In the entries below, find the lines that contain the word "health" and copy them.

........

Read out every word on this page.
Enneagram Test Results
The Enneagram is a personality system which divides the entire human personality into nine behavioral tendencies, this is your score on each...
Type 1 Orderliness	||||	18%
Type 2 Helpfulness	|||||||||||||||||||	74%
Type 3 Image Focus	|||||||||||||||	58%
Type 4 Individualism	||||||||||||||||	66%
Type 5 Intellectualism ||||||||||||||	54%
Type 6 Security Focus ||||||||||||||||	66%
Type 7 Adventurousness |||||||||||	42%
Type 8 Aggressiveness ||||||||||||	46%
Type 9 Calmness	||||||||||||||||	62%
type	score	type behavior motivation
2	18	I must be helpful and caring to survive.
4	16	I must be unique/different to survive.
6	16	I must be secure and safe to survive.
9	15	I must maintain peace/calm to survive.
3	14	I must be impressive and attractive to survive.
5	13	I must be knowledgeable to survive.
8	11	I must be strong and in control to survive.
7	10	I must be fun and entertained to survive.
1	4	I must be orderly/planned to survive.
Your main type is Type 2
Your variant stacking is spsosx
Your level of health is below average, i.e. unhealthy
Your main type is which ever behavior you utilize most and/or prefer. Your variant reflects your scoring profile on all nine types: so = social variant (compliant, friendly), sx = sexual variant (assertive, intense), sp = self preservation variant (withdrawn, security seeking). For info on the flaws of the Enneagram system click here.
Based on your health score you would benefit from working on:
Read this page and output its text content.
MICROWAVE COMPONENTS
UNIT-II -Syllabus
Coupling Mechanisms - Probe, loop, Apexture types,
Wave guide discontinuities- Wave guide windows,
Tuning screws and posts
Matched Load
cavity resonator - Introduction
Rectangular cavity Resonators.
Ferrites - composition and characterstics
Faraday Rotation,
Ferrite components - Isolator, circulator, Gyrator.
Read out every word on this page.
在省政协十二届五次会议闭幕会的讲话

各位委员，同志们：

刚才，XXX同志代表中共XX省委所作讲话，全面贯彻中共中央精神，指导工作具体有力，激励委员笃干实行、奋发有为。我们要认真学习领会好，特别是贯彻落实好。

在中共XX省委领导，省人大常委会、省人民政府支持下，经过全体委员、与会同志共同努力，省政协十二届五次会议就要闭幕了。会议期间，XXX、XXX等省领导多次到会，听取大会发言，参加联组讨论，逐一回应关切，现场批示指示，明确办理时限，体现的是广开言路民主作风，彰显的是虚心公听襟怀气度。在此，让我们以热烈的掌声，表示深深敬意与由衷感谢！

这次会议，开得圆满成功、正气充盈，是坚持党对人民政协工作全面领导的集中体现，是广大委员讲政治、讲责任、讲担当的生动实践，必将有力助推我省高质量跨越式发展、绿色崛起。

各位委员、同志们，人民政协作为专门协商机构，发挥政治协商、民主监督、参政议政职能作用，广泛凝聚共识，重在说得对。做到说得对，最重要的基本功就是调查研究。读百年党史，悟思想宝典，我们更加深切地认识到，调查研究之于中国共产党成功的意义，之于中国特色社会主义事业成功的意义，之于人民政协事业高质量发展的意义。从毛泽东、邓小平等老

........

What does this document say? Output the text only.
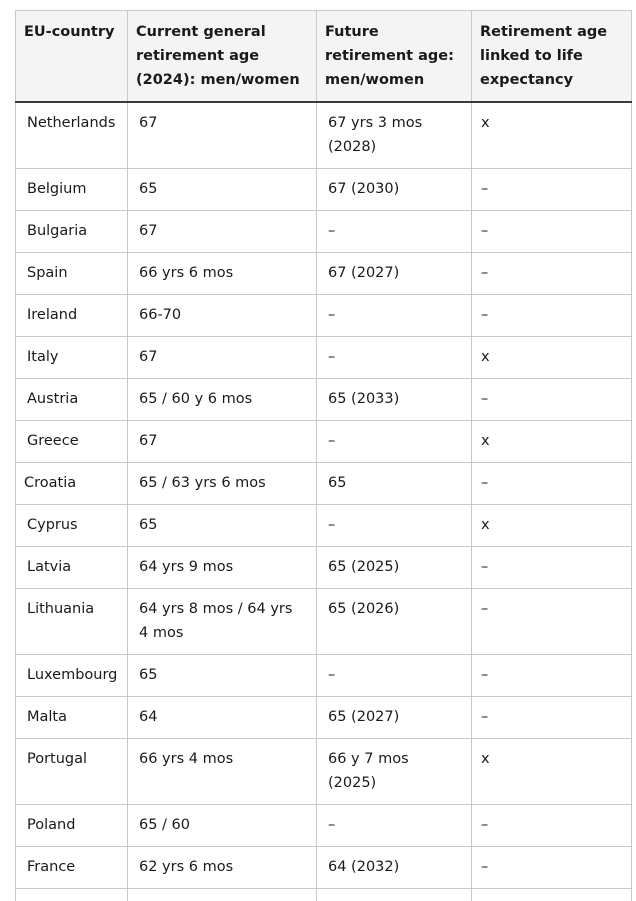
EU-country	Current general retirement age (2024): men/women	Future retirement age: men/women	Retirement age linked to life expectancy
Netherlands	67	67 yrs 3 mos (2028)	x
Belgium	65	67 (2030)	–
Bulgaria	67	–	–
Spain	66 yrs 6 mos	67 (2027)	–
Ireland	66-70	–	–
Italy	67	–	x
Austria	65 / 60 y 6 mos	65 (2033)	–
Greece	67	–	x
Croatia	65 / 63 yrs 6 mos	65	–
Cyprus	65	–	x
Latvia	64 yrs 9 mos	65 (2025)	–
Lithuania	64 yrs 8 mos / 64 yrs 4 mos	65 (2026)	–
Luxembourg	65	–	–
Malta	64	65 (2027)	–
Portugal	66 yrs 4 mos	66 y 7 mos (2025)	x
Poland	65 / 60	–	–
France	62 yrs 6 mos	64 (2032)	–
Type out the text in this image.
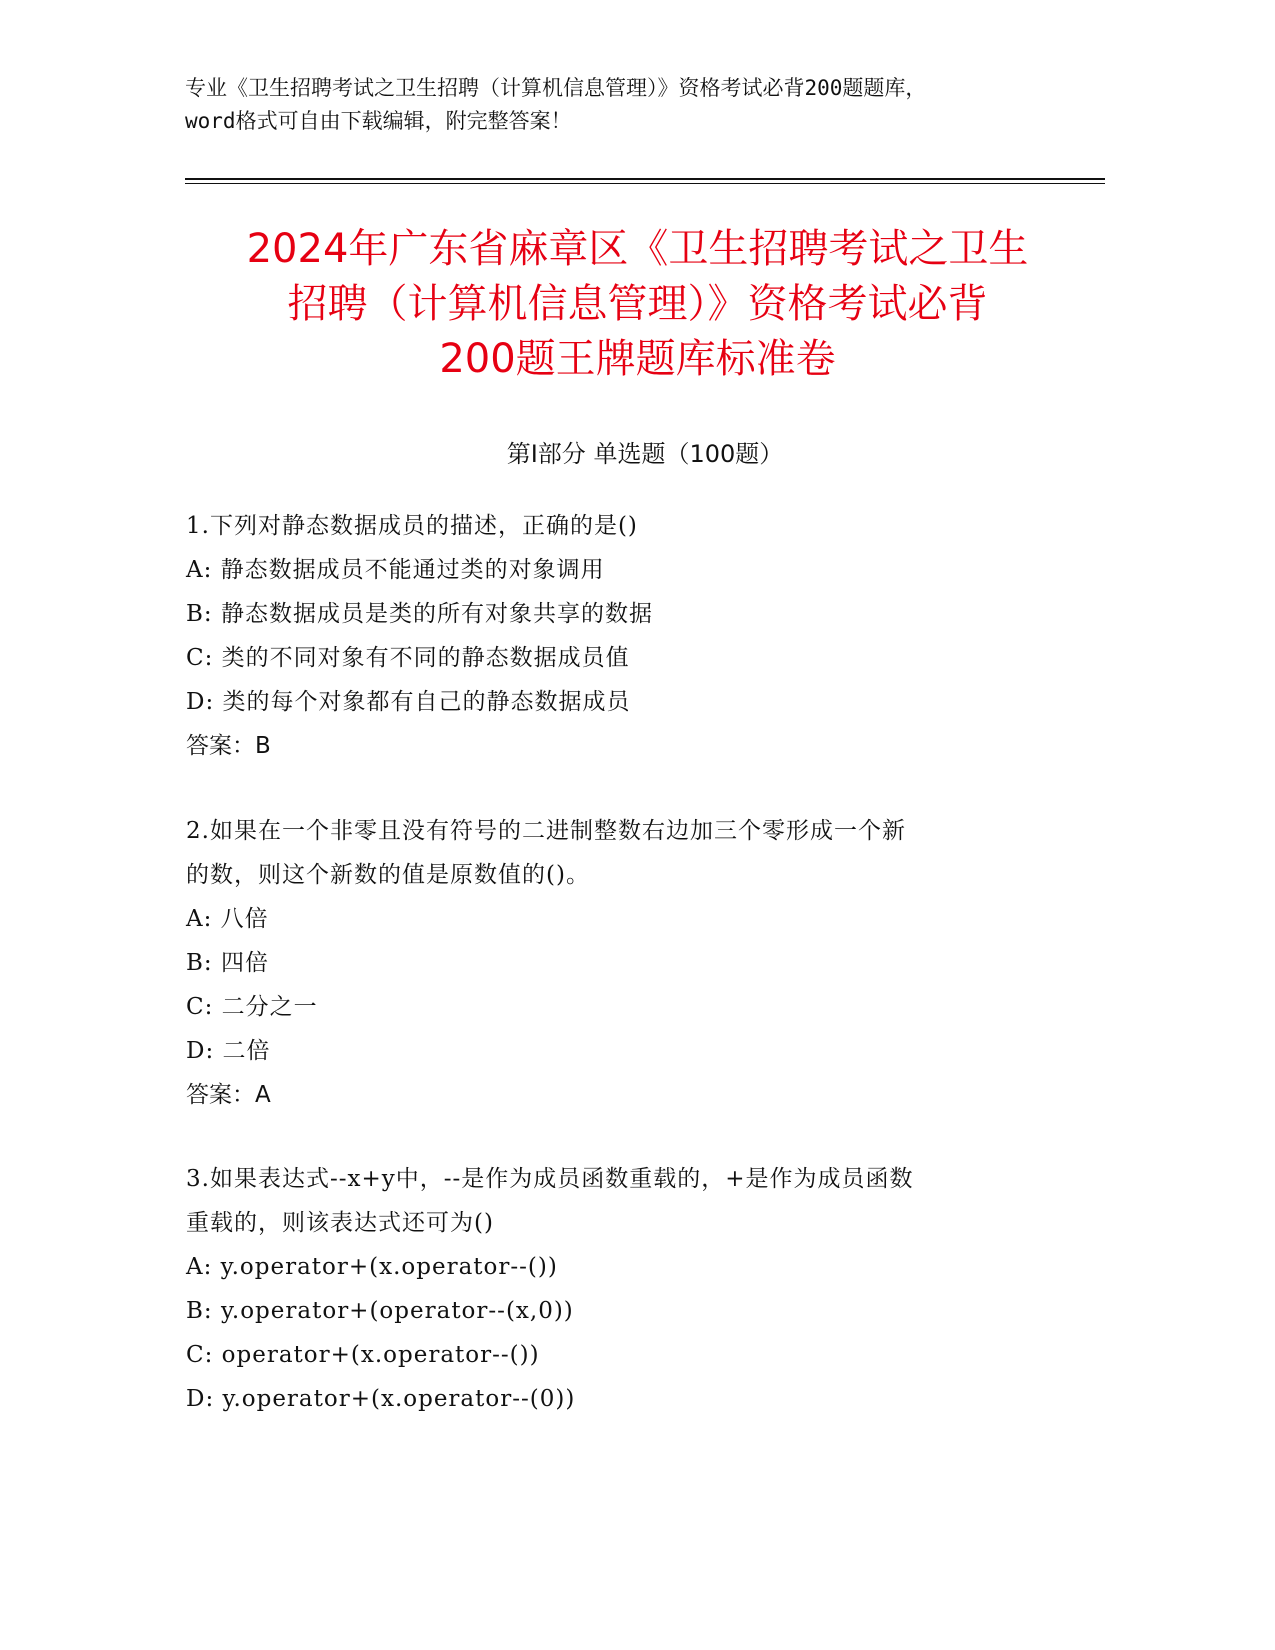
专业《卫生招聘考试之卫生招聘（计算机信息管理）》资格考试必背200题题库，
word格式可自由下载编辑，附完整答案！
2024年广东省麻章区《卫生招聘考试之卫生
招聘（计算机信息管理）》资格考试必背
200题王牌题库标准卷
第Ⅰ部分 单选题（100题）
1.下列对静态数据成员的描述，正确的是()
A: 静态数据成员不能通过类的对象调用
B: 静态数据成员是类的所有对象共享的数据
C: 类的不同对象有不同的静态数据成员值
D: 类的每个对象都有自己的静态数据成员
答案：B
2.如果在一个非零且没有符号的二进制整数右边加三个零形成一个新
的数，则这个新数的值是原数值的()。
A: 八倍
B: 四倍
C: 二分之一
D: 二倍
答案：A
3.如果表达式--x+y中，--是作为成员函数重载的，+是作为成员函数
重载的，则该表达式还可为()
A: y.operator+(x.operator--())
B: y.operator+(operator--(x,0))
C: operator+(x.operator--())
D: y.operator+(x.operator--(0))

........

Finished answer »
Your level of health is below average, i.e. unhealthy
Based on your health score you would benefit from working on:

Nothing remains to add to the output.